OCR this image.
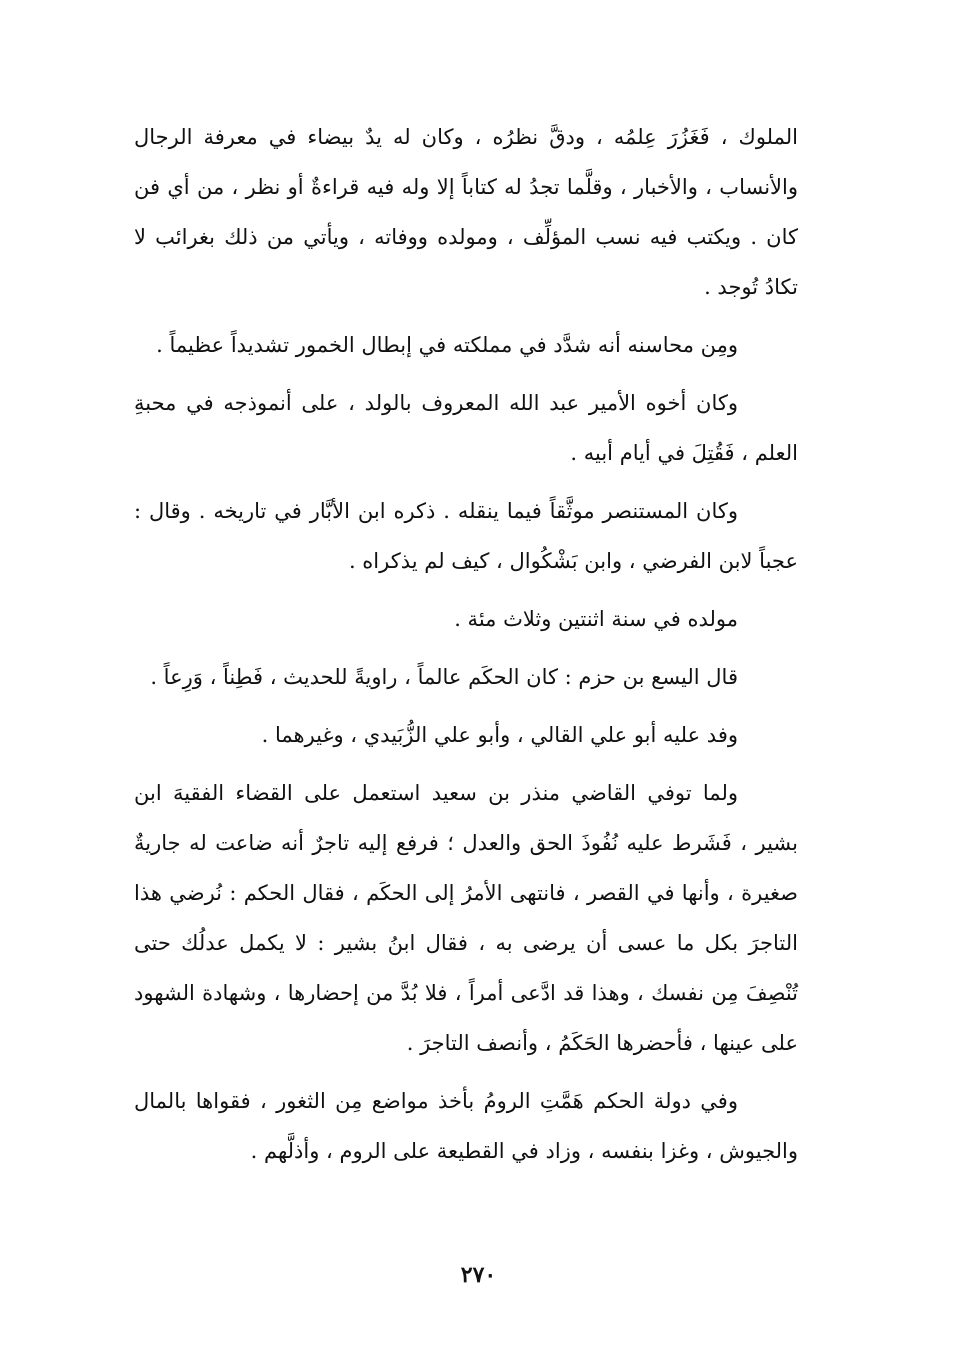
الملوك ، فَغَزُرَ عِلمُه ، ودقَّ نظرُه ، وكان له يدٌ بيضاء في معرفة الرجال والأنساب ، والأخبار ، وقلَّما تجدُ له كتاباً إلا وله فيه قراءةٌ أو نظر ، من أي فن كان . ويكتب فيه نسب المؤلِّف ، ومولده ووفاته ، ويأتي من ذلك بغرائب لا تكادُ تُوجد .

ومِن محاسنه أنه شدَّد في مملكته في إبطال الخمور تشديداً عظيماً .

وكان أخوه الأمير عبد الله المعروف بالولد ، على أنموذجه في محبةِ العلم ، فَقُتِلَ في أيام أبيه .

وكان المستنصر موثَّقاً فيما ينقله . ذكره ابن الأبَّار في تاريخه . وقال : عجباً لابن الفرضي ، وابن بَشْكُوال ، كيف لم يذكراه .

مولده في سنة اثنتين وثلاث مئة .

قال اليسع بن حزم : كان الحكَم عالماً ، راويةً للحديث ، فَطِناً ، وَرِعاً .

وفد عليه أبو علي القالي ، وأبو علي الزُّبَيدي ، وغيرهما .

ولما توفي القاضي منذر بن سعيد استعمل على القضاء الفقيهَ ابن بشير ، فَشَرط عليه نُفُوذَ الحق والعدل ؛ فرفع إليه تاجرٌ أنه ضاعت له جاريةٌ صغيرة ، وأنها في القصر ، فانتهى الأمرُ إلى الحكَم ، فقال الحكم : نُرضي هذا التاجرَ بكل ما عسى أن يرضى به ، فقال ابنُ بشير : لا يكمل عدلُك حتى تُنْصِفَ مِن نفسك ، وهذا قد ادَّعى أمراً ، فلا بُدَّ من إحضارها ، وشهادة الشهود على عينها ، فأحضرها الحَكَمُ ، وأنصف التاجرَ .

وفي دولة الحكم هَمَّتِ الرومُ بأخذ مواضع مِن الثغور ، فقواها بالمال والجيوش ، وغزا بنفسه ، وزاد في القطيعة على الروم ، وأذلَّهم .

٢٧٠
* * *
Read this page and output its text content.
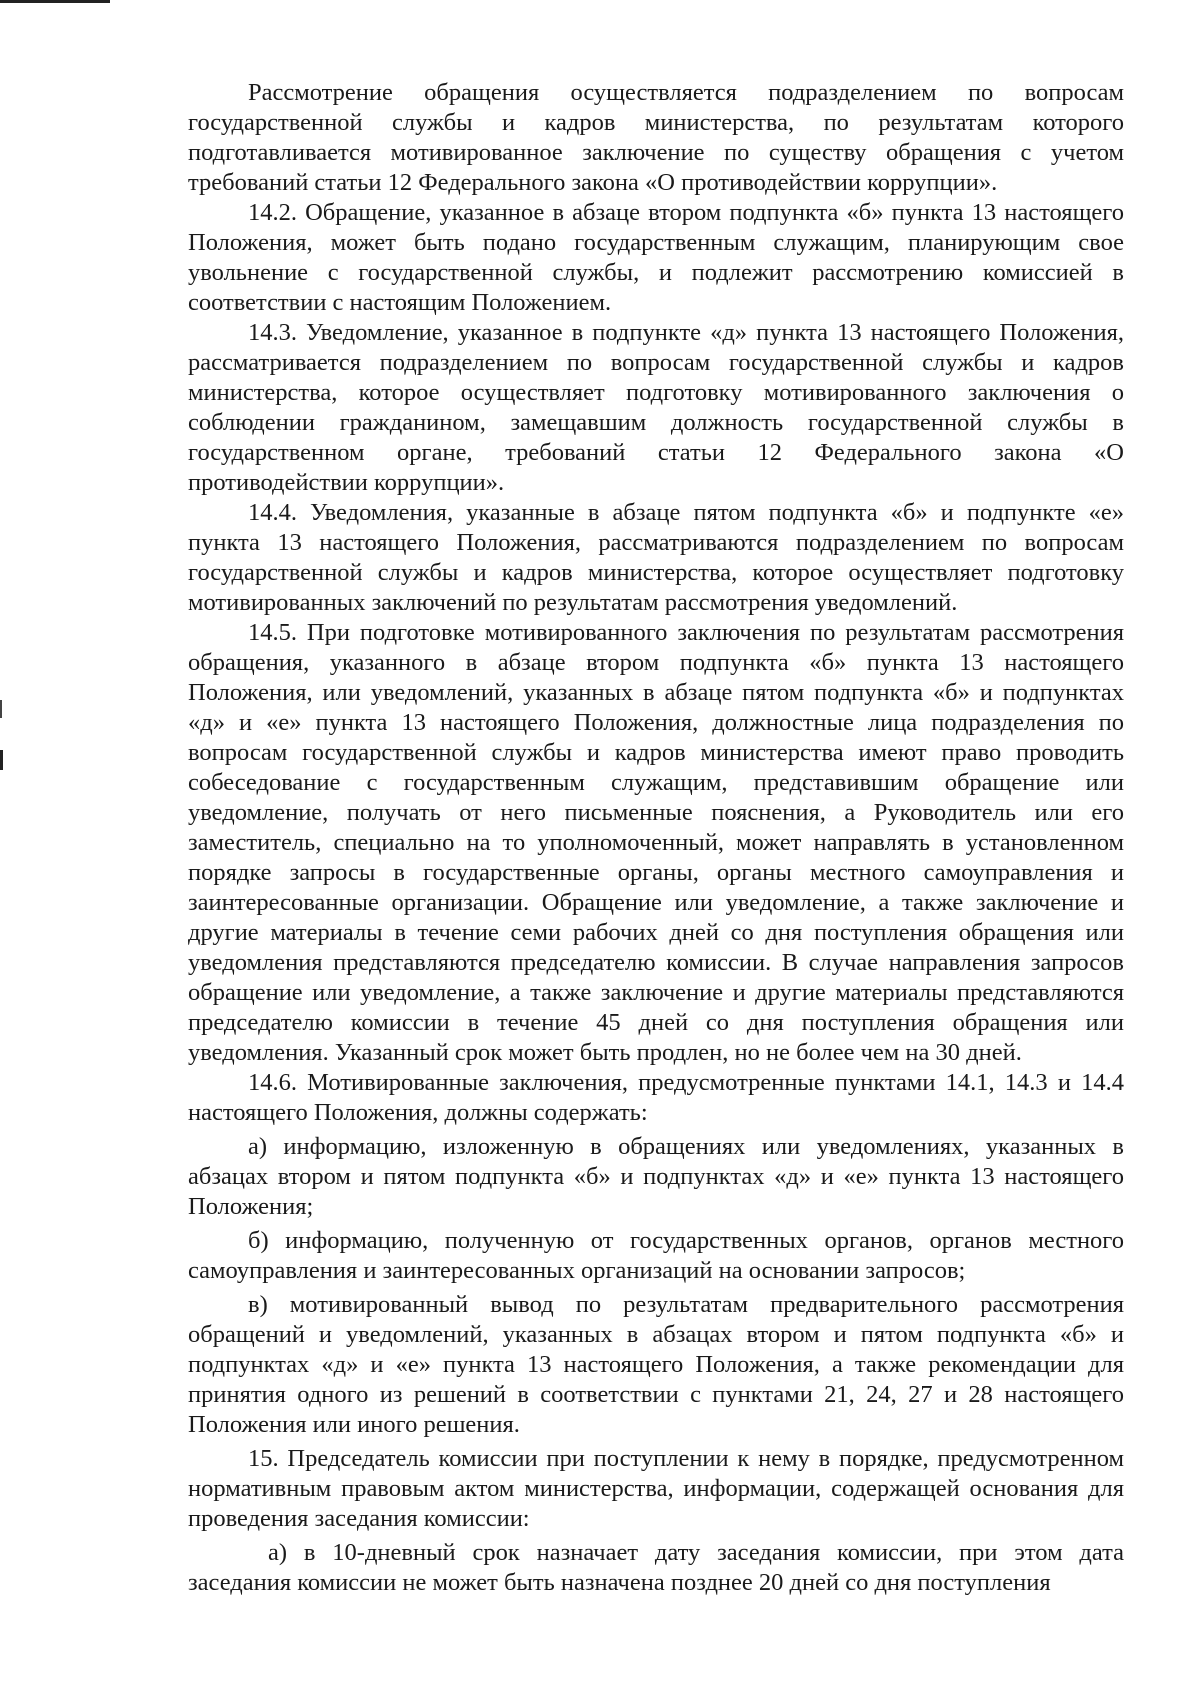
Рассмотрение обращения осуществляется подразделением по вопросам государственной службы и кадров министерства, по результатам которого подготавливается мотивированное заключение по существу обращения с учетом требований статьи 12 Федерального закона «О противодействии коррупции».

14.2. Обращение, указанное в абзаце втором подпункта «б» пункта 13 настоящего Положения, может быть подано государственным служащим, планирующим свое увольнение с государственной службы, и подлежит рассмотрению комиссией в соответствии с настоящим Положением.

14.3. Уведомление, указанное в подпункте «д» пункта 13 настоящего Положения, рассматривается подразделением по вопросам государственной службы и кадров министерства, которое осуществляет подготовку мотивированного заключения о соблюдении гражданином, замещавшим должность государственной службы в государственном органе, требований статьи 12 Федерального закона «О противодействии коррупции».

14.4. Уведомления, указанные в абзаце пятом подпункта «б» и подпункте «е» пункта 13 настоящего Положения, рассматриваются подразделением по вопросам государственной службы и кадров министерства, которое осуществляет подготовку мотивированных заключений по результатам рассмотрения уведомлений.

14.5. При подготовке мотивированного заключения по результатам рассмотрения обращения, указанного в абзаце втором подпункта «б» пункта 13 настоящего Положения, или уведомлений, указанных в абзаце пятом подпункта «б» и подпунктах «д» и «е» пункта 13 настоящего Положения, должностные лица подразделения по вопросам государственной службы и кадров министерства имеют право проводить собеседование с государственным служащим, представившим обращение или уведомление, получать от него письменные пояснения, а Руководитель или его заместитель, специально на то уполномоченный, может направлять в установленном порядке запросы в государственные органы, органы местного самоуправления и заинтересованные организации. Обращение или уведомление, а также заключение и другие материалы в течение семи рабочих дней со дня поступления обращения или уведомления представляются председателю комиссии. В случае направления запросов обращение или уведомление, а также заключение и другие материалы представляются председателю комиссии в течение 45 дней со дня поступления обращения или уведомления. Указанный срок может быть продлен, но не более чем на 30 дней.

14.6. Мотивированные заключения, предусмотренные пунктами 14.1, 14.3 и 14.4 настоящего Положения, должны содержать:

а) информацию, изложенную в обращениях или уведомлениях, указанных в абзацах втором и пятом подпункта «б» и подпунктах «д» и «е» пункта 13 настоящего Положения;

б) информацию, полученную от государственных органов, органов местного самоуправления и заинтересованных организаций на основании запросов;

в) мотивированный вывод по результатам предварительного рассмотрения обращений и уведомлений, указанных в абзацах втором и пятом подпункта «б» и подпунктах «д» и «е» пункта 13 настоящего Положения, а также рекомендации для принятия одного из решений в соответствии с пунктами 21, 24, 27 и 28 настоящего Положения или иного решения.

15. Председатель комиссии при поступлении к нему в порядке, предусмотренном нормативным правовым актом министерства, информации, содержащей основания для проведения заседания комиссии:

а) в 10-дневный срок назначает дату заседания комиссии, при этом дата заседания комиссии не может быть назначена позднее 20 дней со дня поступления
--
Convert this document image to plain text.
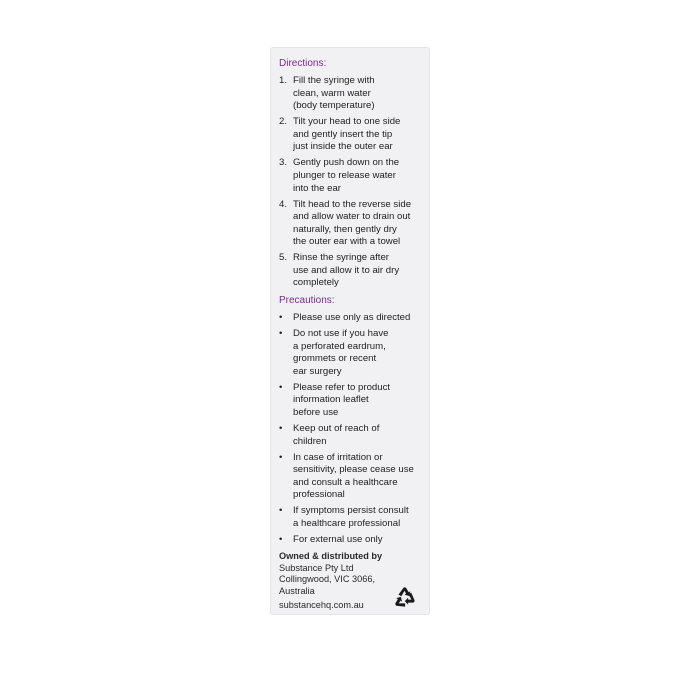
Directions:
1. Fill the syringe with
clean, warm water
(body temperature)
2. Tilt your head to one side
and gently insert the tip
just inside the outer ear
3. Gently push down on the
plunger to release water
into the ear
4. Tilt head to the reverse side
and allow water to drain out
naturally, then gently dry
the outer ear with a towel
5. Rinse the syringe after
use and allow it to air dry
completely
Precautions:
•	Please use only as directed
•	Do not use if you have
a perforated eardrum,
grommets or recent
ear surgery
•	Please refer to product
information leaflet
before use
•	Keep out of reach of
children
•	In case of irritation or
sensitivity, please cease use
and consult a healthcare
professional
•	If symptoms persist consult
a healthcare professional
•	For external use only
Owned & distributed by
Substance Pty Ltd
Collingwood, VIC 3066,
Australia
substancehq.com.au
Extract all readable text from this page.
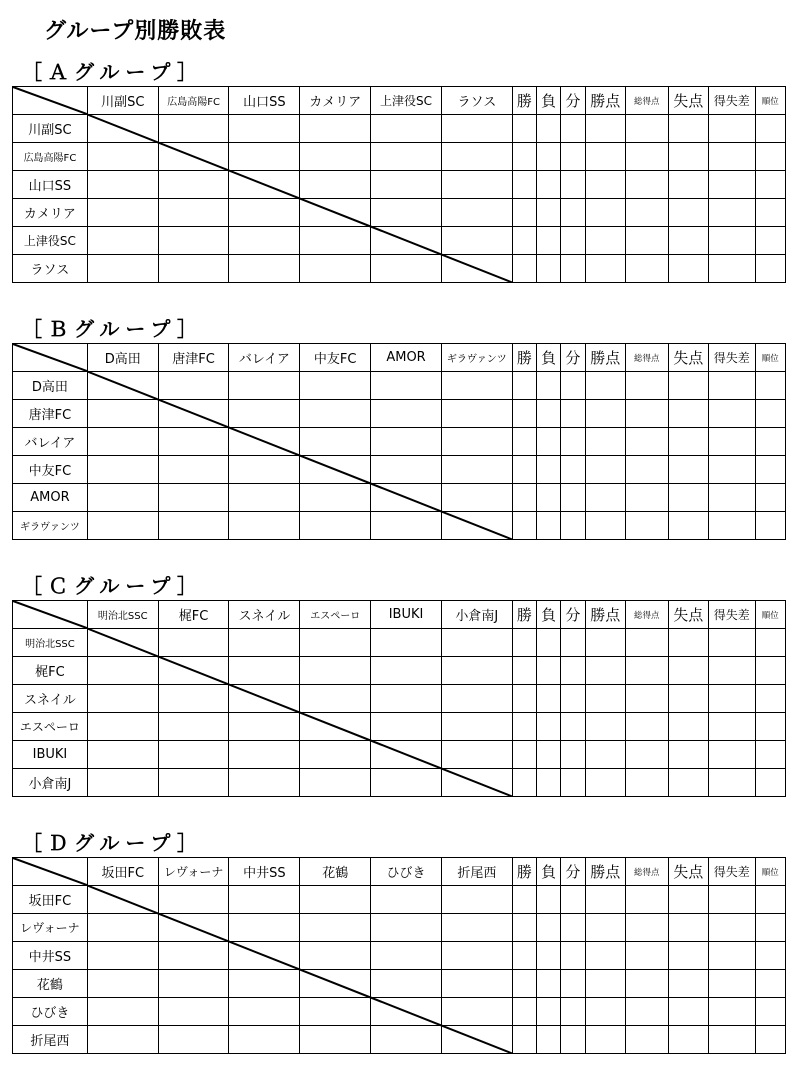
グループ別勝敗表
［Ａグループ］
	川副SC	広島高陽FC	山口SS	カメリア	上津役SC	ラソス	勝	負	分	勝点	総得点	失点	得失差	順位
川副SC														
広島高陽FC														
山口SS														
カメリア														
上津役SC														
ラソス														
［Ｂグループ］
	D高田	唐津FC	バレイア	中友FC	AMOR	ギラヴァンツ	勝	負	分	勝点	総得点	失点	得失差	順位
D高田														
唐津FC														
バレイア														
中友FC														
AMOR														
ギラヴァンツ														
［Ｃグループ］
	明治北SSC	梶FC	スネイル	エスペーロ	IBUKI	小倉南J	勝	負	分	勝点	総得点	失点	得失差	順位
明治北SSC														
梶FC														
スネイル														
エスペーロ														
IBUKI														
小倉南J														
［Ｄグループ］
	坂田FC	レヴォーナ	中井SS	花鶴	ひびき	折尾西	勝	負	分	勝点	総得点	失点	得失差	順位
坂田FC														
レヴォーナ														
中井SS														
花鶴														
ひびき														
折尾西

● REQUEST
Find all the lines containing "page" in the material, then copy them.

● ANSWER FOR THE TASK
Read this page and output its text content.
Extract all readable text from this page.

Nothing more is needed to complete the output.